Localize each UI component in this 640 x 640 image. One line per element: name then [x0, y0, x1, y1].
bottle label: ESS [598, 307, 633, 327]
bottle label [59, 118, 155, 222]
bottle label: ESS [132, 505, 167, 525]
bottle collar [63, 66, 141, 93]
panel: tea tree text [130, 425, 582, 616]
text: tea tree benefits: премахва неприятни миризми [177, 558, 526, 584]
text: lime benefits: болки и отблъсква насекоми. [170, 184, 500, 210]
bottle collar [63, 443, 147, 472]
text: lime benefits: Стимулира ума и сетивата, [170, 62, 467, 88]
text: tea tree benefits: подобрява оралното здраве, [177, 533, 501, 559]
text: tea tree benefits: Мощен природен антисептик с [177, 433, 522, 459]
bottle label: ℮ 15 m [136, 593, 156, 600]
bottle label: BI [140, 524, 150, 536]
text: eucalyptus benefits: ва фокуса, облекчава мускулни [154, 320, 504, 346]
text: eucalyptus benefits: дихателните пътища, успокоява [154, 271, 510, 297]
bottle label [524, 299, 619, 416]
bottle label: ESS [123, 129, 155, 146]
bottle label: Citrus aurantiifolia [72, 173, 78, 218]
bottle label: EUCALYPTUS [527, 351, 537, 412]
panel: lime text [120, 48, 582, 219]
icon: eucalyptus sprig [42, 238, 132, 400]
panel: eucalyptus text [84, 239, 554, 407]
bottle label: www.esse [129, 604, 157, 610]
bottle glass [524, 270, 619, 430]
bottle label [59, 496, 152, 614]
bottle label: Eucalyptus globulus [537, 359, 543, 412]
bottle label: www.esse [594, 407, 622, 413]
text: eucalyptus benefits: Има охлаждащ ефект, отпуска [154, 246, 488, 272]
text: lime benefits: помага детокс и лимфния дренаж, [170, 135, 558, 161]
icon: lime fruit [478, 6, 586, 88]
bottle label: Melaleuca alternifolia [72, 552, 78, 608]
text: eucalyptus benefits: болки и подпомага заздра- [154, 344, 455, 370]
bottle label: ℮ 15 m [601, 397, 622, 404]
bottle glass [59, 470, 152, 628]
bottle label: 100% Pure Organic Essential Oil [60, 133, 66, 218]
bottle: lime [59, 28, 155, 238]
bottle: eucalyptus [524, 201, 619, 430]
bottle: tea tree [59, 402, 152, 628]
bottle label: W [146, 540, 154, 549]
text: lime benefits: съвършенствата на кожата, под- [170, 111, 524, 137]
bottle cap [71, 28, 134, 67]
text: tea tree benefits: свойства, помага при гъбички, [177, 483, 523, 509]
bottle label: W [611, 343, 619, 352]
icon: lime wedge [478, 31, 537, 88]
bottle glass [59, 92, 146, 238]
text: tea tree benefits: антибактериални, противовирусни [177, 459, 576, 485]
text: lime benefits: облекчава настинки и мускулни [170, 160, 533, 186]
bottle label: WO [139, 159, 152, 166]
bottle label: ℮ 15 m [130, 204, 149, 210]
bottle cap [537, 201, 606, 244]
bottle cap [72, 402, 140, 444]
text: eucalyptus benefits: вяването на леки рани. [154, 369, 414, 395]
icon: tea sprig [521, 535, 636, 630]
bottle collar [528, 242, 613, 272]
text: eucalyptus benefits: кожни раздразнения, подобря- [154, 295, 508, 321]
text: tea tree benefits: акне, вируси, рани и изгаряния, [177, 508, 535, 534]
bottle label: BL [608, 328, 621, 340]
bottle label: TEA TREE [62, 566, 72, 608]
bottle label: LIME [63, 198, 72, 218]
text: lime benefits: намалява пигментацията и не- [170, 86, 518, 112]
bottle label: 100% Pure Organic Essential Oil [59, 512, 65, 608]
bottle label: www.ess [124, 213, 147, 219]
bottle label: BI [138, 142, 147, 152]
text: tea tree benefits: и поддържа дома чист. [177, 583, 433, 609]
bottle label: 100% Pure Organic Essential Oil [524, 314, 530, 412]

--

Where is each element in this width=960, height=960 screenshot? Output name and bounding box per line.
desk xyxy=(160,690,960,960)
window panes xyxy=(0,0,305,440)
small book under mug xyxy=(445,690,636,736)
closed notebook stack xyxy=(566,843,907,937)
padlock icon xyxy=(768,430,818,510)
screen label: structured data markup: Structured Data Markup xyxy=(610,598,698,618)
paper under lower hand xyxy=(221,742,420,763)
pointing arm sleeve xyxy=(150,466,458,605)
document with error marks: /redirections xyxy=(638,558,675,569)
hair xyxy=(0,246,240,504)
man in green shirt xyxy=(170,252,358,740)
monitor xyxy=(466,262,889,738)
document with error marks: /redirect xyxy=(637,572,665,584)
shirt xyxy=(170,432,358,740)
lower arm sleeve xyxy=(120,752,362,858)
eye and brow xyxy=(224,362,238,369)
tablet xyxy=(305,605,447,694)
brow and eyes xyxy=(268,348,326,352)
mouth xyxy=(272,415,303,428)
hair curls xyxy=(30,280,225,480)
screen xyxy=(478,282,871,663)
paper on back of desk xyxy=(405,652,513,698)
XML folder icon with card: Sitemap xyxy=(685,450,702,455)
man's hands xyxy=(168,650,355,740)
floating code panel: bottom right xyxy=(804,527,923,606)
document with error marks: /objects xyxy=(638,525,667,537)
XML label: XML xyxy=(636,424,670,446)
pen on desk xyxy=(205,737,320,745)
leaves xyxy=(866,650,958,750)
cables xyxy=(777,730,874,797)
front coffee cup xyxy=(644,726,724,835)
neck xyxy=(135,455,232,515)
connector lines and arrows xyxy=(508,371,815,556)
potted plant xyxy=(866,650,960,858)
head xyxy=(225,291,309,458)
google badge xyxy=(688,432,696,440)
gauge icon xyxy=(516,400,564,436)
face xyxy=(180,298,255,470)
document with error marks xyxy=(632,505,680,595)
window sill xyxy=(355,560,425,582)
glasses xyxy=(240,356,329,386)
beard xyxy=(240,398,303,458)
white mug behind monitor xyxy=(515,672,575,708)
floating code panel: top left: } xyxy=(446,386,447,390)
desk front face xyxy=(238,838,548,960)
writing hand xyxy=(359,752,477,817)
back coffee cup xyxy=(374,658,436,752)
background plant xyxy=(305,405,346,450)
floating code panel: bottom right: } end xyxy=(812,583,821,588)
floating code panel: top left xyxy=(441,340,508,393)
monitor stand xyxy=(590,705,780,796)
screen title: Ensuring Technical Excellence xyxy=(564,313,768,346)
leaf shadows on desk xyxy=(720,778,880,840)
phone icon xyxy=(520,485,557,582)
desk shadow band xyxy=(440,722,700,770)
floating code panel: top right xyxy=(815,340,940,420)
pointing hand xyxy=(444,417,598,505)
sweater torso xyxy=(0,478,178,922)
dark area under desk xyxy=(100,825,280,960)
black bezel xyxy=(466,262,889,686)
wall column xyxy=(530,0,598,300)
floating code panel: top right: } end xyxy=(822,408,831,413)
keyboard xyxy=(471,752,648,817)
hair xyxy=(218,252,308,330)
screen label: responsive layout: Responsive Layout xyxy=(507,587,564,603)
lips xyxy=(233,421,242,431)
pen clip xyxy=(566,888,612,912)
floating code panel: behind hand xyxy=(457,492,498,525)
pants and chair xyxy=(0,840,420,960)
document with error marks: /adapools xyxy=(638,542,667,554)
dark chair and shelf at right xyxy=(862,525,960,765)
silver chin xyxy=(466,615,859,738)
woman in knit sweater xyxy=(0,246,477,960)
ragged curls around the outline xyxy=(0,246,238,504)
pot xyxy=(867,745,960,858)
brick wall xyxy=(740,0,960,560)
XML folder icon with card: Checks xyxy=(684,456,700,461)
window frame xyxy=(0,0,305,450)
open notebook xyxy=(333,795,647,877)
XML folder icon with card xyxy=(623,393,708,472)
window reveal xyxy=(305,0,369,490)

---

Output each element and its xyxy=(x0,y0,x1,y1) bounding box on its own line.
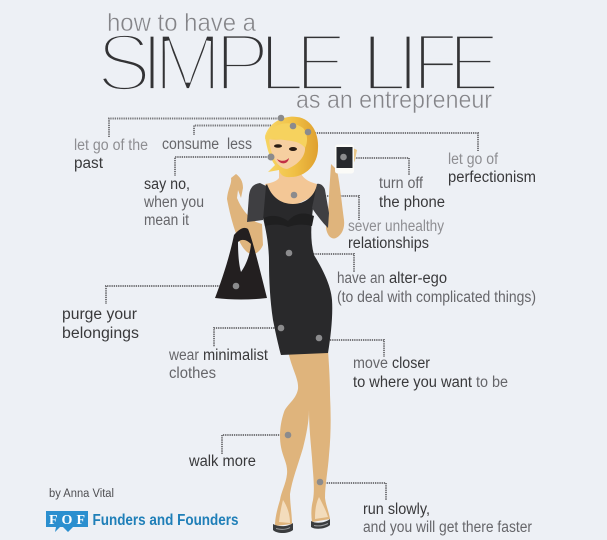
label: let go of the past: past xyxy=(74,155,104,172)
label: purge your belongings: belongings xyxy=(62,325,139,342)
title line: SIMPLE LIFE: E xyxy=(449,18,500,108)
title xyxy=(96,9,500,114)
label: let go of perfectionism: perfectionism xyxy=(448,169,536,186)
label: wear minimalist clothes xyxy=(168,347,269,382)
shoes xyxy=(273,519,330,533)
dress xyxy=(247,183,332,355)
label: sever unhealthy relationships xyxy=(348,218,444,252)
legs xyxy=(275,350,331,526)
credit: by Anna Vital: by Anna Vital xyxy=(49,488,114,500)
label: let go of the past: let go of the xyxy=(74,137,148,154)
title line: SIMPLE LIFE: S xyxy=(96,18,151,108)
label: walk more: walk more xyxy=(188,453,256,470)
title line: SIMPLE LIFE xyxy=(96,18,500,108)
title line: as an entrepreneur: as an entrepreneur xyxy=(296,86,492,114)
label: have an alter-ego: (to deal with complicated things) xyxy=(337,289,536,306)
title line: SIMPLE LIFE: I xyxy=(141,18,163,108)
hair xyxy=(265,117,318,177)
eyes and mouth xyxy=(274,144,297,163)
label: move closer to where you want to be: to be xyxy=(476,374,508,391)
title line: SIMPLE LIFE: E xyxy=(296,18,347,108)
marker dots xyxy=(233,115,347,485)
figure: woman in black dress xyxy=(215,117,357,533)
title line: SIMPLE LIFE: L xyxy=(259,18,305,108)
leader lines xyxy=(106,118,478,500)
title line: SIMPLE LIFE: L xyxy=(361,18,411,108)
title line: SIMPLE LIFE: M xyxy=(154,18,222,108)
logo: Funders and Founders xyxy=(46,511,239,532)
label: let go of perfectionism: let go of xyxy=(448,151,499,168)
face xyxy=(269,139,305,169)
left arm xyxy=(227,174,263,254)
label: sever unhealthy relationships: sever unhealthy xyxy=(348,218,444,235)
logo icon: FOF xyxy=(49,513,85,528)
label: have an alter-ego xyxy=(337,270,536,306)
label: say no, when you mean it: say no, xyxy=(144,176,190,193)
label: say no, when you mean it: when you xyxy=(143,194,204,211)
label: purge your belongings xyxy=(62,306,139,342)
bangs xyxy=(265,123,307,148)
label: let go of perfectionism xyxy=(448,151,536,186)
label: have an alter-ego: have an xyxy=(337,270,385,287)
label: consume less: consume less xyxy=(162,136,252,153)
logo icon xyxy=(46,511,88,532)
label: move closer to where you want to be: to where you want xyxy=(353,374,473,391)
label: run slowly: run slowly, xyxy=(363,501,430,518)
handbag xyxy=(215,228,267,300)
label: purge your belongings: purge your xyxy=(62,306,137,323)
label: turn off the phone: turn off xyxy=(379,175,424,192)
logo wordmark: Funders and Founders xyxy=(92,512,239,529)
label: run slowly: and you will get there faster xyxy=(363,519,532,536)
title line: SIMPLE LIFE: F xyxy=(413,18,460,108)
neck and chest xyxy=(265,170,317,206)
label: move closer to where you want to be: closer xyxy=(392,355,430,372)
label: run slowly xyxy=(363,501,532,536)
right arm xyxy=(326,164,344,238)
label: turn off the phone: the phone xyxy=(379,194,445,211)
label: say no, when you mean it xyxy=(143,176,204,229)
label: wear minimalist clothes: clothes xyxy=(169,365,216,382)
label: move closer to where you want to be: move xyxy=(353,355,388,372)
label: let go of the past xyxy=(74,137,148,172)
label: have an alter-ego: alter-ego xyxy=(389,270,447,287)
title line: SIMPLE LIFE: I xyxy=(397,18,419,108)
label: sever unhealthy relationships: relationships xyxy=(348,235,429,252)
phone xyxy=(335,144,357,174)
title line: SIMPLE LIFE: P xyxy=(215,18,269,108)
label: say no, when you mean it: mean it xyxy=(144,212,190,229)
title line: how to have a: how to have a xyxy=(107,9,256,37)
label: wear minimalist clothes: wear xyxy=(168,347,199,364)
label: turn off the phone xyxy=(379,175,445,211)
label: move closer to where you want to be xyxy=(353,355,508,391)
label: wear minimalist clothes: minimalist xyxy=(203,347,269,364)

■ **Written instruction**:
Could you pull out the rows starting at the one that contains "Localize each UI" and ending at the one that contains "text: tea tree benefits: Мощен", with both of those included and every line copied character for character?

■ **Answer for this exercise**:
Localize each UI component in this 640 x 640 image. One line per element: name then [x0, y0, x1, y1].
bottle label: ESS [598, 307, 633, 327]
bottle label [59, 118, 155, 222]
bottle label: ESS [132, 505, 167, 525]
bottle collar [63, 66, 141, 93]
panel: tea tree text [130, 425, 582, 616]
text: tea tree benefits: премахва неприятни миризми [177, 558, 526, 584]
text: lime benefits: болки и отблъсква насекоми. [170, 184, 500, 210]
bottle collar [63, 443, 147, 472]
text: lime benefits: Стимулира ума и сетивата, [170, 62, 467, 88]
text: tea tree benefits: подобрява оралното здраве, [177, 533, 501, 559]
text: tea tree benefits: Мощен природен антисептик с [177, 433, 522, 459]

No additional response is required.